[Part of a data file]
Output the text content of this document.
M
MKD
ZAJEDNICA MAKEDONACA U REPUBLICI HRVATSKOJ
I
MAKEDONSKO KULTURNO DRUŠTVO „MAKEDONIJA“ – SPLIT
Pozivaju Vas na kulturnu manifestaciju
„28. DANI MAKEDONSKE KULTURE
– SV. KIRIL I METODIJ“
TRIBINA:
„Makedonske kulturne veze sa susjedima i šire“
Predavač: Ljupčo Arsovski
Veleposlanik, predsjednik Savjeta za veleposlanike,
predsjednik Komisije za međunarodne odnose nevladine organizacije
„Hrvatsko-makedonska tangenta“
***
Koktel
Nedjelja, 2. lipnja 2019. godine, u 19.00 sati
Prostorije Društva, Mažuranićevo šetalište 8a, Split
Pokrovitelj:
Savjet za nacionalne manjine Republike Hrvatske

Task requirements:
Return the listing above word for word.

Finished task:
Output the text content of this document.
M
MKD
ZAJEDNICA MAKEDONACA U REPUBLICI HRVATSKOJ
I
MAKEDONSKO KULTURNO DRUŠTVO „MAKEDONIJA“ – SPLIT
Pozivaju Vas na kulturnu manifestaciju
„28. DANI MAKEDONSKE KULTURE
– SV. KIRIL I METODIJ“
TRIBINA:
„Makedonske kulturne veze sa susjedima i šire“
Predavač: Ljupčo Arsovski
Veleposlanik, predsjednik Savjeta za veleposlanike,
predsjednik Komisije za međunarodne odnose nevladine organizacije
„Hrvatsko-makedonska tangenta“
***
Koktel
Nedjelja, 2. lipnja 2019. godine, u 19.00 sati
Prostorije Društva, Mažuranićevo šetalište 8a, Split
Pokrovitelj:
Savjet za nacionalne manjine Republike Hrvatske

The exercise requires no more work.